— START Information given —
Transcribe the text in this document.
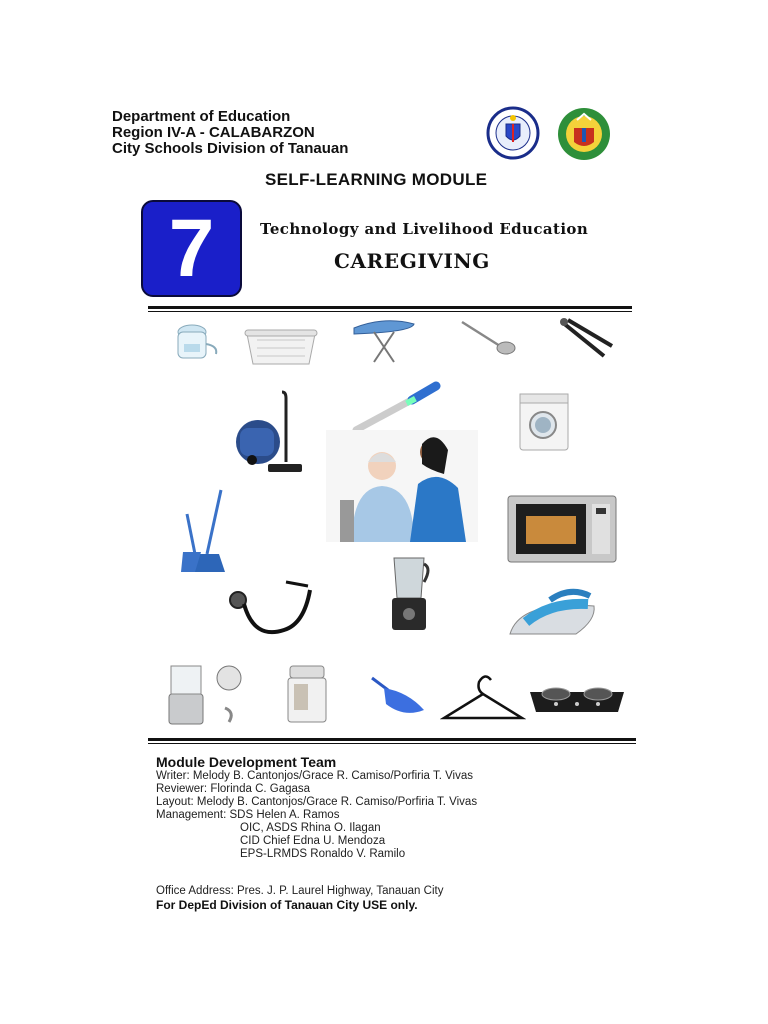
Department of Education
Region IV-A - CALABARZON
City Schools Division of Tanauan
SELF-LEARNING MODULE
7	Technology and Livelihood Education
CAREGIVING
Module Development Team
Writer: Melody B. Cantonjos/Grace R. Camiso/Porfiria T. Vivas
Reviewer: Florinda C. Gagasa
Layout: Melody B. Cantonjos/Grace R. Camiso/Porfiria T. Vivas
Management: SDS Helen A. Ramos
OIC, ASDS Rhina O. Ilagan
CID Chief Edna U. Mendoza
EPS-LRMDS Ronaldo V. Ramilo
Office Address: Pres. J. P. Laurel Highway, Tanauan City
For DepEd Division of Tanauan City USE only.
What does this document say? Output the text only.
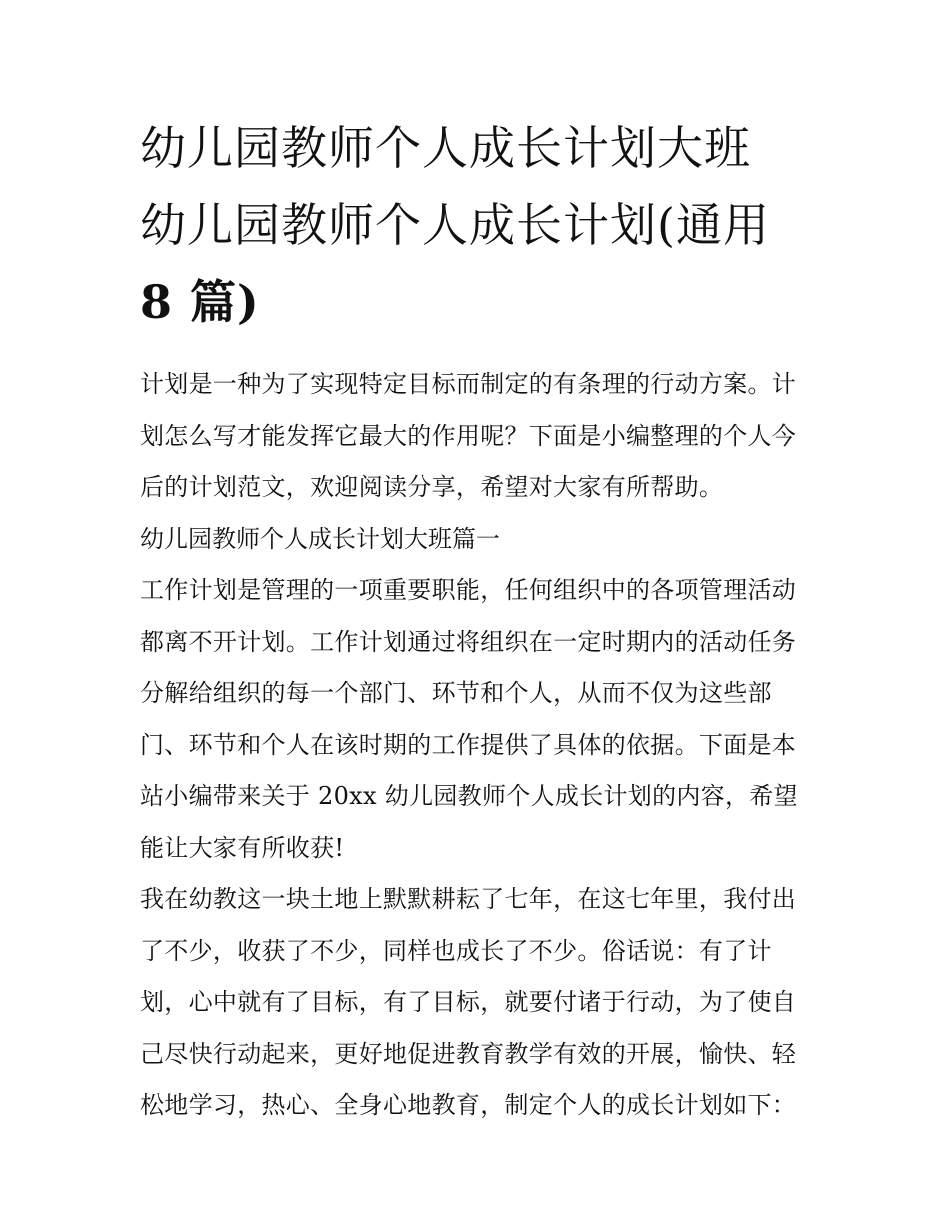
幼儿园教师个人成长计划大班
幼儿园教师个人成长计划(通用
8 篇)
计划是一种为了实现特定目标而制定的有条理的行动方案。计
划怎么写才能发挥它最大的作用呢？下面是小编整理的个人今
后的计划范文，欢迎阅读分享，希望对大家有所帮助。
幼儿园教师个人成长计划大班篇一
工作计划是管理的一项重要职能，任何组织中的各项管理活动
都离不开计划。工作计划通过将组织在一定时期内的活动任务
分解给组织的每一个部门、环节和个人，从而不仅为这些部
门、环节和个人在该时期的工作提供了具体的依据。下面是本
站小编带来关于 20xx 幼儿园教师个人成长计划的内容，希望
能让大家有所收获!
我在幼教这一块土地上默默耕耘了七年，在这七年里，我付出
了不少，收获了不少，同样也成长了不少。俗话说：有了计
划，心中就有了目标，有了目标，就要付诸于行动，为了使自
己尽快行动起来，更好地促进教育教学有效的开展，愉快、轻
松地学习，热心、全身心地教育，制定个人的成长计划如下：
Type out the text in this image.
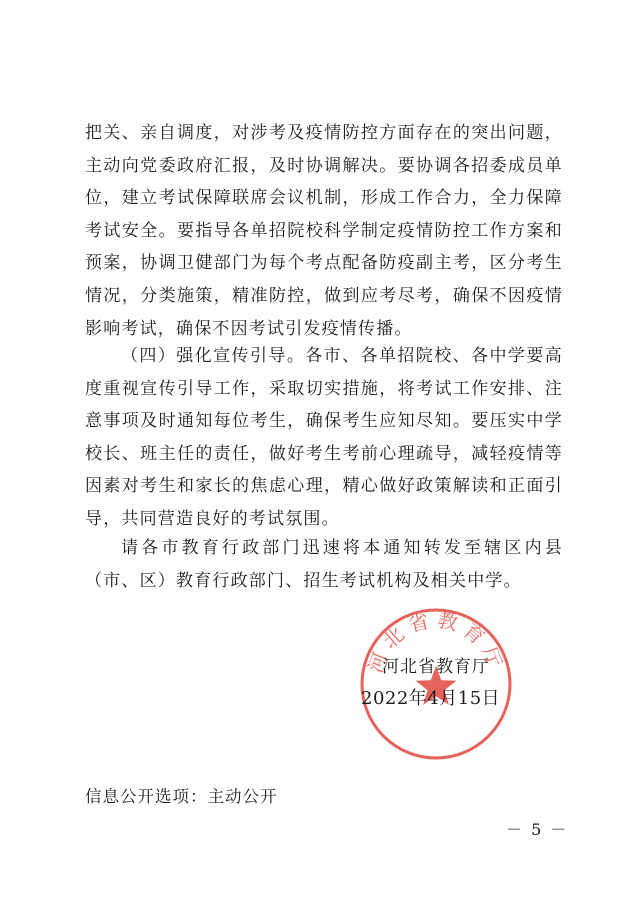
把关、亲自调度，对涉考及疫情防控方面存在的突出问题，主动向党委政府汇报，及时协调解决。要协调各招委成员单位，建立考试保障联席会议机制，形成工作合力，全力保障考试安全。要指导各单招院校科学制定疫情防控工作方案和预案，协调卫健部门为每个考点配备防疫副主考，区分考生情况，分类施策，精准防控，做到应考尽考，确保不因疫情影响考试，确保不因考试引发疫情传播。

（四）强化宣传引导。各市、各单招院校、各中学要高度重视宣传引导工作，采取切实措施，将考试工作安排、注意事项及时通知每位考生，确保考生应知尽知。要压实中学校长、班主任的责任，做好考生考前心理疏导，减轻疫情等因素对考生和家长的焦虑心理，精心做好政策解读和正面引导，共同营造良好的考试氛围。

请各市教育行政部门迅速将本通知转发至辖区内县（市、区）教育行政部门、招生考试机构及相关中学。

河北省教育厅
河北省教育厅
2022年4月15日
信息公开选项：主动公开
－ 5 －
— END Information given —
#### Task objective:
From the data, list each line in which the string "Cantonjos" appears.

#### Completed exercise:
Writer: Melody B. Cantonjos/Grace R. Camiso/Porfiria T. Vivas
Layout: Melody B. Cantonjos/Grace R. Camiso/Porfiria T. Vivas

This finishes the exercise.